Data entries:
-------

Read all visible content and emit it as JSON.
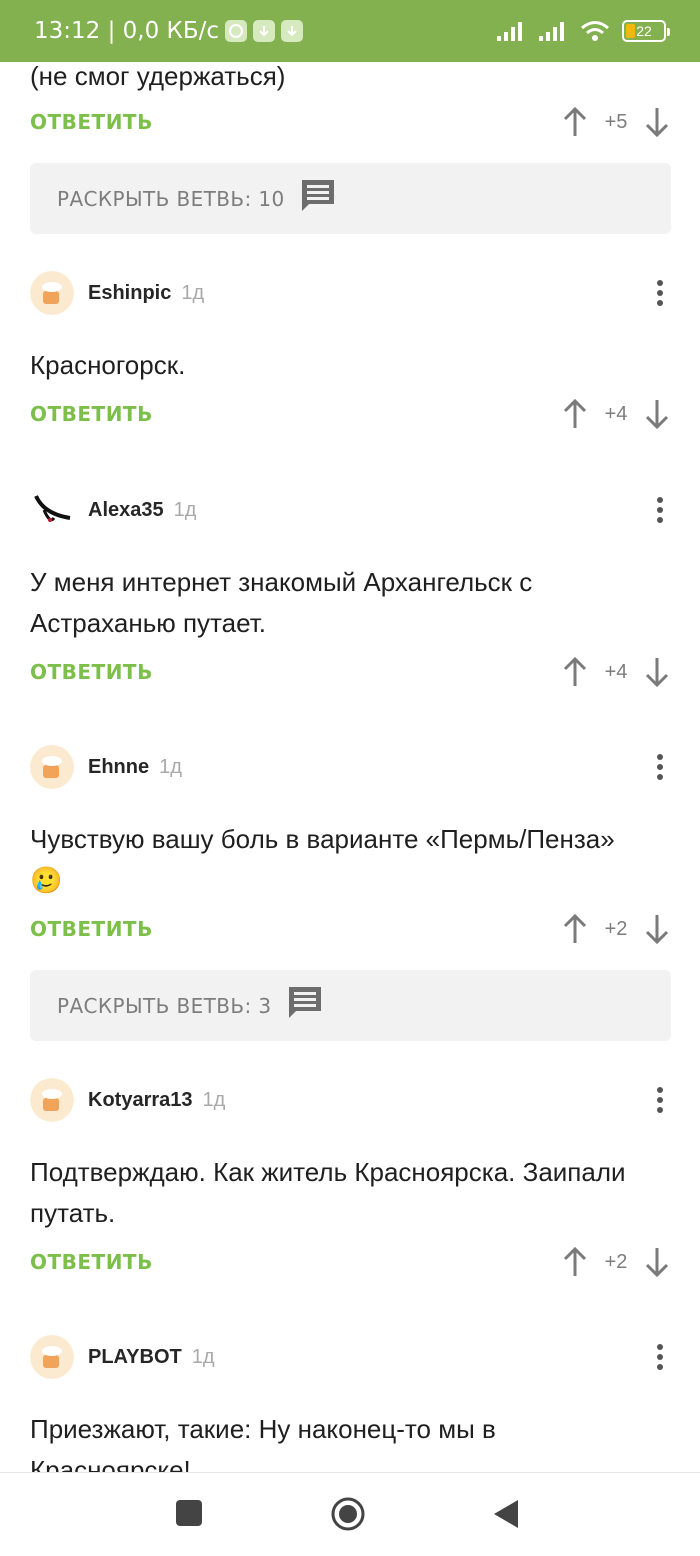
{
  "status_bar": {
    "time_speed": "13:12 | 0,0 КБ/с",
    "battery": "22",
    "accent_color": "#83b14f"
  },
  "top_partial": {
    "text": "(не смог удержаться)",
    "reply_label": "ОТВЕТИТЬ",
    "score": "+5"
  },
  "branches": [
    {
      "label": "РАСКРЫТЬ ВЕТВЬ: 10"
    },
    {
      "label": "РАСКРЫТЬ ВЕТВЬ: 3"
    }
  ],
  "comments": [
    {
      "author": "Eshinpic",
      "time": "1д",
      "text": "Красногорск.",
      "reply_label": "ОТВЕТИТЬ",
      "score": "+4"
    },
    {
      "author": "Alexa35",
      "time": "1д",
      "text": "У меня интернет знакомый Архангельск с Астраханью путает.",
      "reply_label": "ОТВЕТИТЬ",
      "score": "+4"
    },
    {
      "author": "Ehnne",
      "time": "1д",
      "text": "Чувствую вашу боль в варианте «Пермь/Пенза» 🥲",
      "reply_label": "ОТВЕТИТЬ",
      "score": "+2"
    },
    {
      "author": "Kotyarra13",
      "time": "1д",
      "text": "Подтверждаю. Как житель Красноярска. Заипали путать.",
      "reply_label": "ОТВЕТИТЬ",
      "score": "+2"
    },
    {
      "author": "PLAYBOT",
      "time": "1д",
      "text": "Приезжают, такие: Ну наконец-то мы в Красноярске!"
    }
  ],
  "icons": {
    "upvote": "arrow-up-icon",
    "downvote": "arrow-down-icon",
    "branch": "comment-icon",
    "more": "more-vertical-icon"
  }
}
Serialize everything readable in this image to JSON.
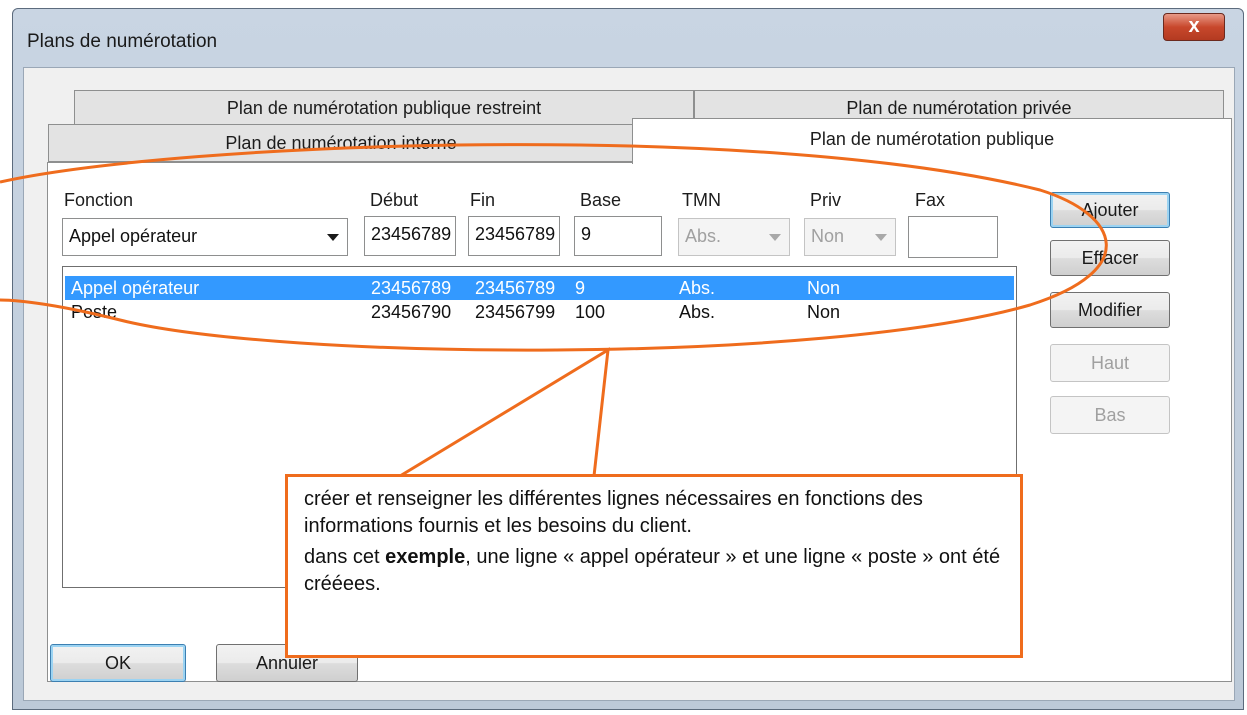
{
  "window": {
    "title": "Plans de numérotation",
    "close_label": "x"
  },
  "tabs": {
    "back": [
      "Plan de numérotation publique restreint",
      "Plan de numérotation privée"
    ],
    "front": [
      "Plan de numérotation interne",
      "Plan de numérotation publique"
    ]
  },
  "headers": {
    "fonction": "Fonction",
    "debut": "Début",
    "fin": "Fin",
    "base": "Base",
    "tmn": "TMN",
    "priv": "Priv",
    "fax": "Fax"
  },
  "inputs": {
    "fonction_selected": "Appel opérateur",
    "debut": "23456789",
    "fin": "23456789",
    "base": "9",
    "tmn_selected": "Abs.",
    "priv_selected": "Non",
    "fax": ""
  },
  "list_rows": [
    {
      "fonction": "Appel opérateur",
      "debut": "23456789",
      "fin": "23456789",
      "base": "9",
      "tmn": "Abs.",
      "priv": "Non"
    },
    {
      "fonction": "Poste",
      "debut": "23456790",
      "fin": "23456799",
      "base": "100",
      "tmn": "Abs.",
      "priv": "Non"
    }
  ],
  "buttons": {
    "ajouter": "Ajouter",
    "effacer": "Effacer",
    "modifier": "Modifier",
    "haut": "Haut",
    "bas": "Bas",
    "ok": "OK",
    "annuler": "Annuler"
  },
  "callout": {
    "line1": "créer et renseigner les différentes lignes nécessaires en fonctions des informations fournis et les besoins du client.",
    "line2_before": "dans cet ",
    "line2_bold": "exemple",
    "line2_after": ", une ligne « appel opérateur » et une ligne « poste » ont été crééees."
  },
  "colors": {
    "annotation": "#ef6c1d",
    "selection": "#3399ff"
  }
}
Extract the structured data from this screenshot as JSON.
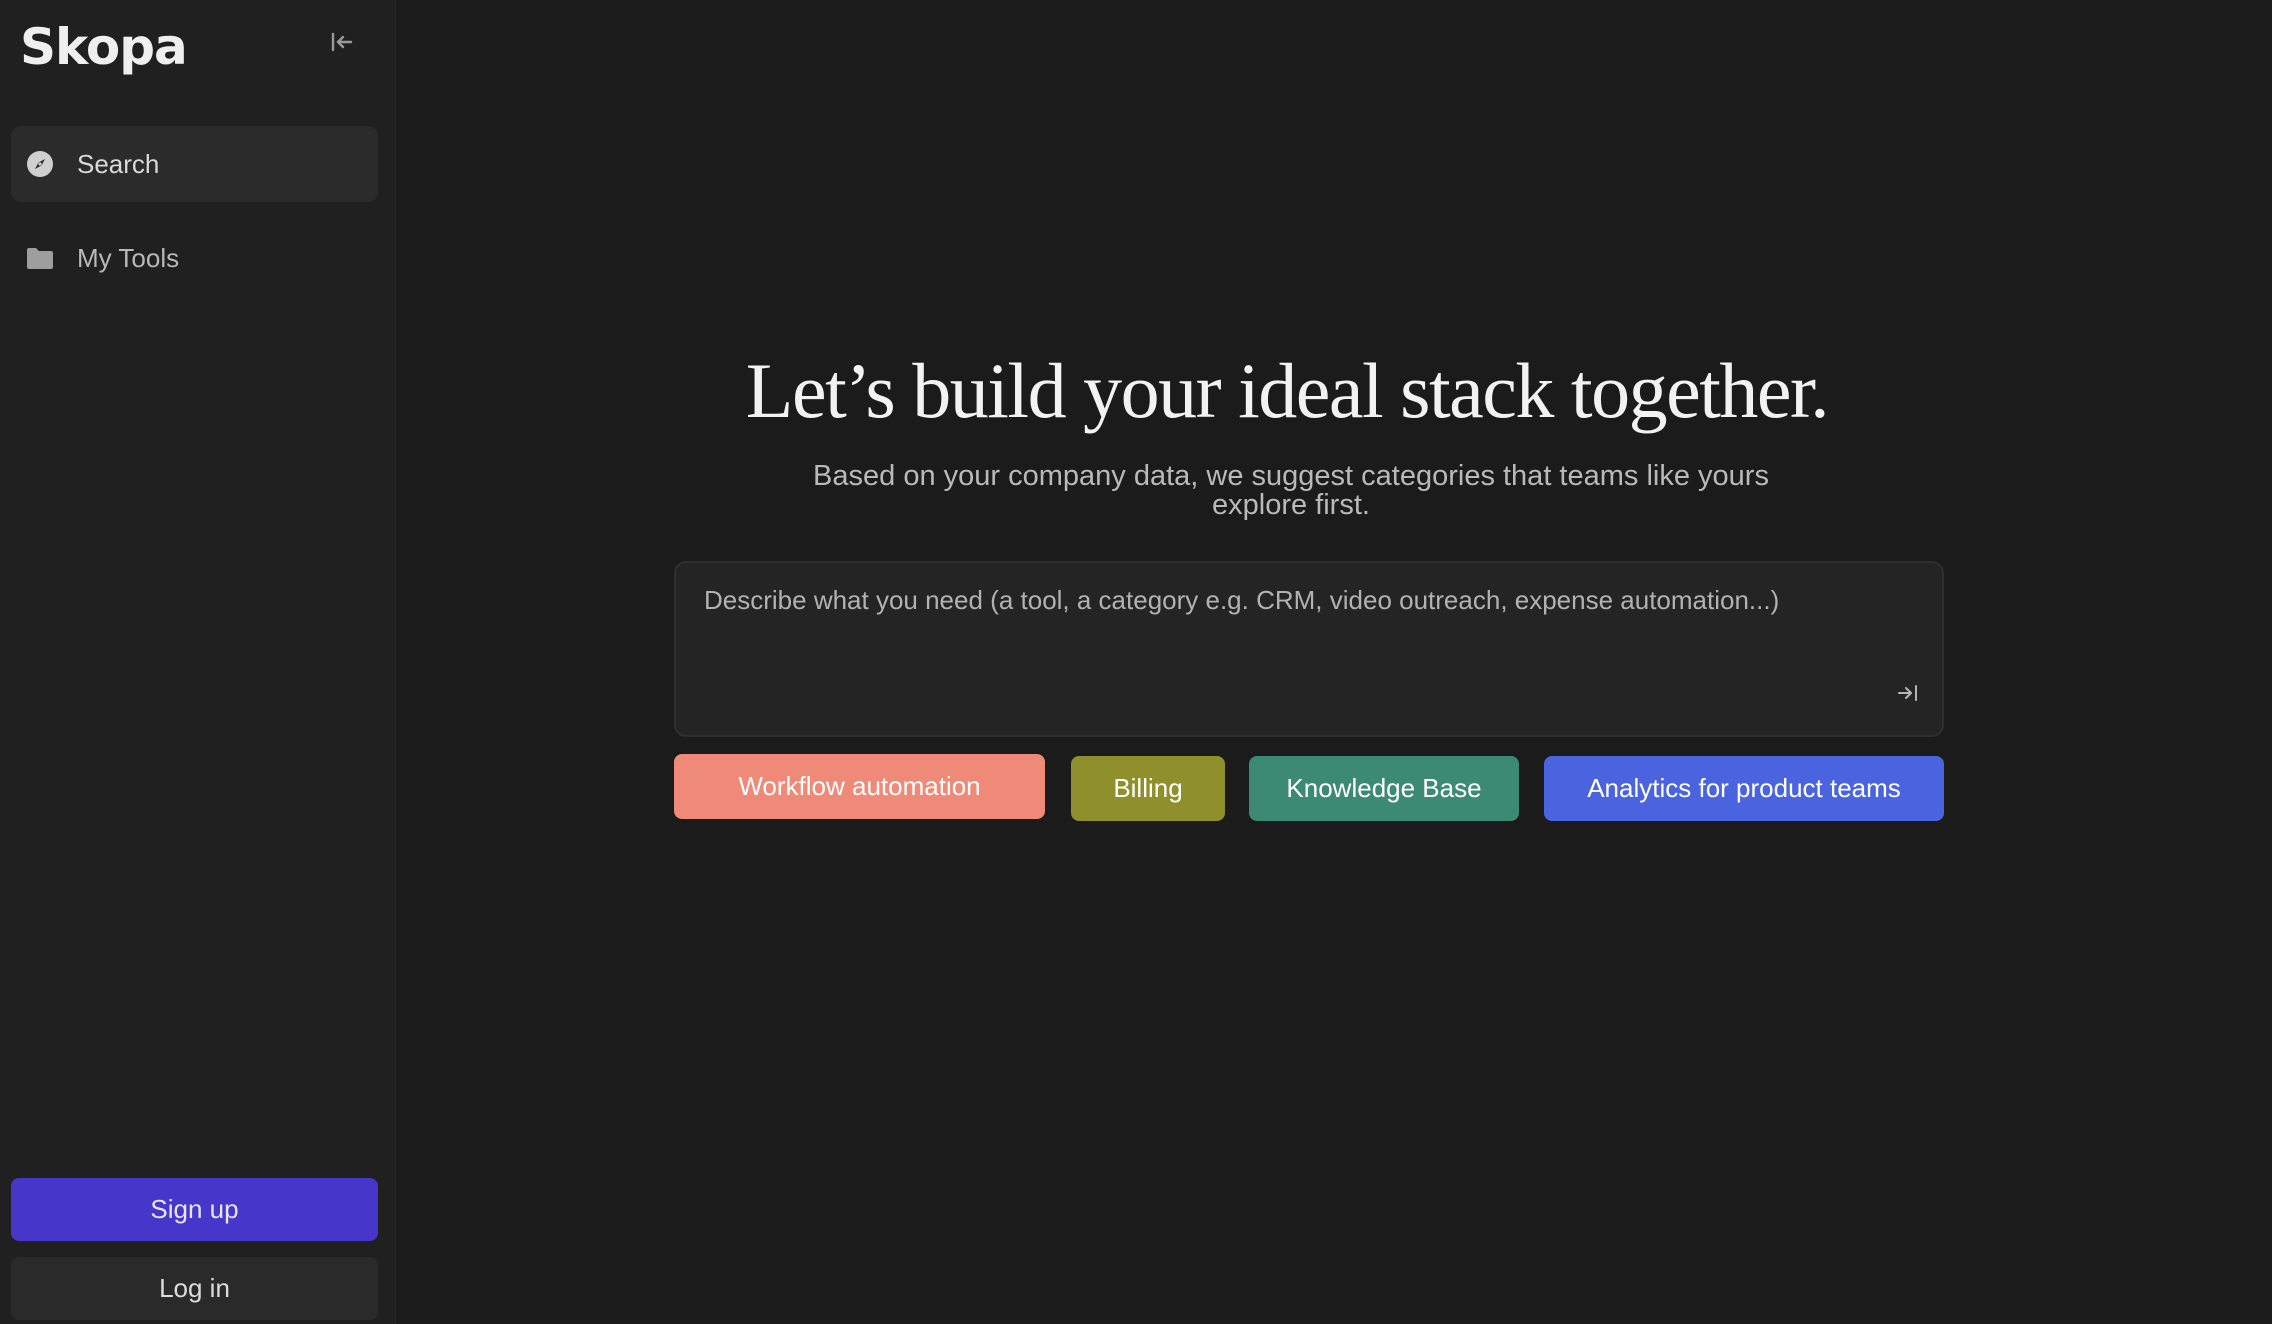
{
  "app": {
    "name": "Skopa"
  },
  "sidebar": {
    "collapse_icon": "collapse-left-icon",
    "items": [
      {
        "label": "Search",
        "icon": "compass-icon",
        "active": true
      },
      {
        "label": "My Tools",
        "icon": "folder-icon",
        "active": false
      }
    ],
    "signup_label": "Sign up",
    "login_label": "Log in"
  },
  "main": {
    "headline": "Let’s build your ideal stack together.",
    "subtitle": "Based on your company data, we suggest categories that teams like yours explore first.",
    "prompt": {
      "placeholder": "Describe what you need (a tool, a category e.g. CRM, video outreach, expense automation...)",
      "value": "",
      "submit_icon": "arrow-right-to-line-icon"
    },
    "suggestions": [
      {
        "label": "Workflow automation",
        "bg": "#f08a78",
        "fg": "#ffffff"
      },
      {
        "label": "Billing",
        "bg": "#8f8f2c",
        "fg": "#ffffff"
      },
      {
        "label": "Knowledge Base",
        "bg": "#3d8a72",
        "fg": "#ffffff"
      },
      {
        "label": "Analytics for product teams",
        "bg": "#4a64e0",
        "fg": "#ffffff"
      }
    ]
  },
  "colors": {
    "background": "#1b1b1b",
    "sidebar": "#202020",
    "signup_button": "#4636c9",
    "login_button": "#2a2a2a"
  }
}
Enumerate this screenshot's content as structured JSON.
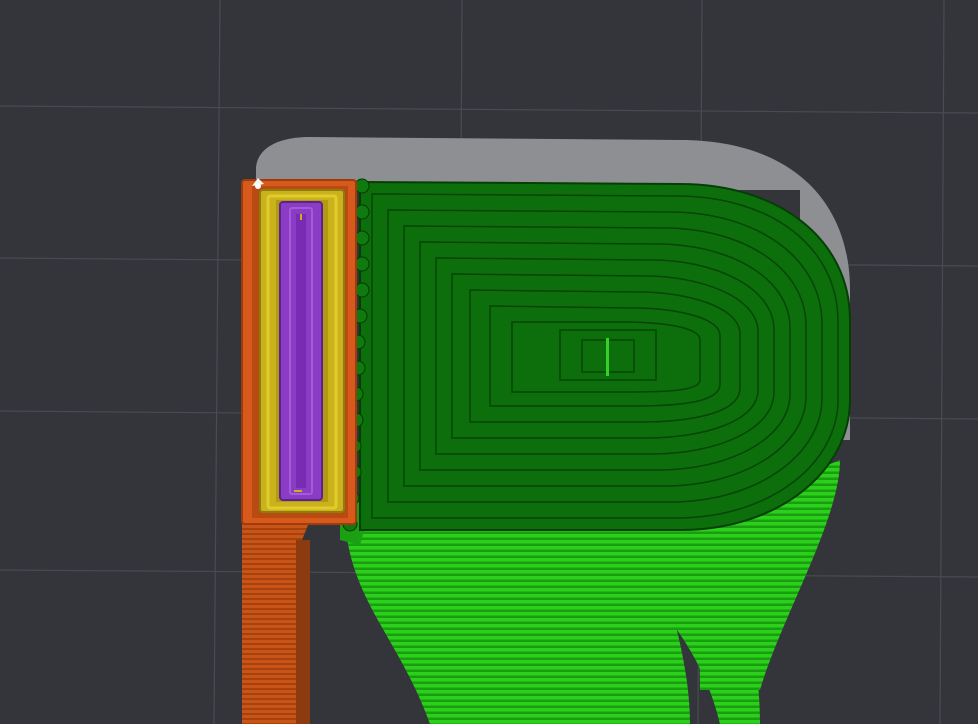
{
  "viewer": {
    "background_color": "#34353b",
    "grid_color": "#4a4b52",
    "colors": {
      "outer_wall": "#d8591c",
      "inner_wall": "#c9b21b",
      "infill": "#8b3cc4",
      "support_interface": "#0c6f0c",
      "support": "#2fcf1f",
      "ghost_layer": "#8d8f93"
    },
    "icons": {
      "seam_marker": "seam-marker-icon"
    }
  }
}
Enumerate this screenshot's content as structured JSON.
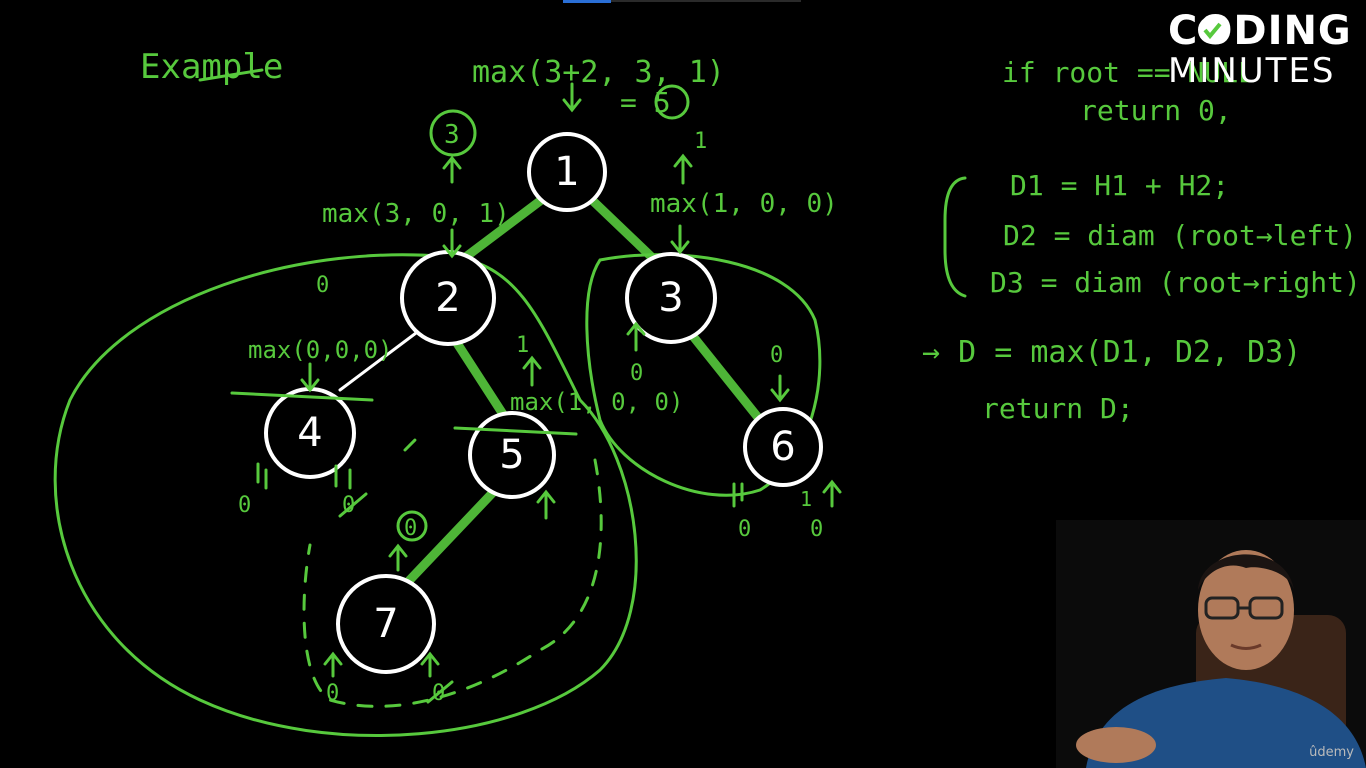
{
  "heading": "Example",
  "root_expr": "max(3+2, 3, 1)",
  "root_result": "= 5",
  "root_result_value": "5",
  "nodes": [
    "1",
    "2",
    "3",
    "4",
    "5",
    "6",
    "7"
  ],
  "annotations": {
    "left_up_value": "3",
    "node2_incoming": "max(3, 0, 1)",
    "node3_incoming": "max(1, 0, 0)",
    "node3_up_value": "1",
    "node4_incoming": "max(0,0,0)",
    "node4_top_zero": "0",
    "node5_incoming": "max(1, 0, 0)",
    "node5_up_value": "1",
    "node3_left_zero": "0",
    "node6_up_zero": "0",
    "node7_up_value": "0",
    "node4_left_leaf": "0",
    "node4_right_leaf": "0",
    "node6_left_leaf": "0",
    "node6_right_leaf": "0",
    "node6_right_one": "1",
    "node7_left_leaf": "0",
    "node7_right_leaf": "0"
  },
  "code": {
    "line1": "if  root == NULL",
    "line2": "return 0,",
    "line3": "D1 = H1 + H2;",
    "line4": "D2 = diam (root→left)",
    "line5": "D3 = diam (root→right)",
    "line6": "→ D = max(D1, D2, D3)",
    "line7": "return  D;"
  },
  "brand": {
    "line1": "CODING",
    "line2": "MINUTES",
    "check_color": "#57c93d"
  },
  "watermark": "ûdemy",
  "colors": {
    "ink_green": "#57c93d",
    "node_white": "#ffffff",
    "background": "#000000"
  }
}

-------

▸ THE PROBLEM: Say how many lines in the records hold the string "arrow", and say nothing else.

▸ EXERCISE RESPONSE: 3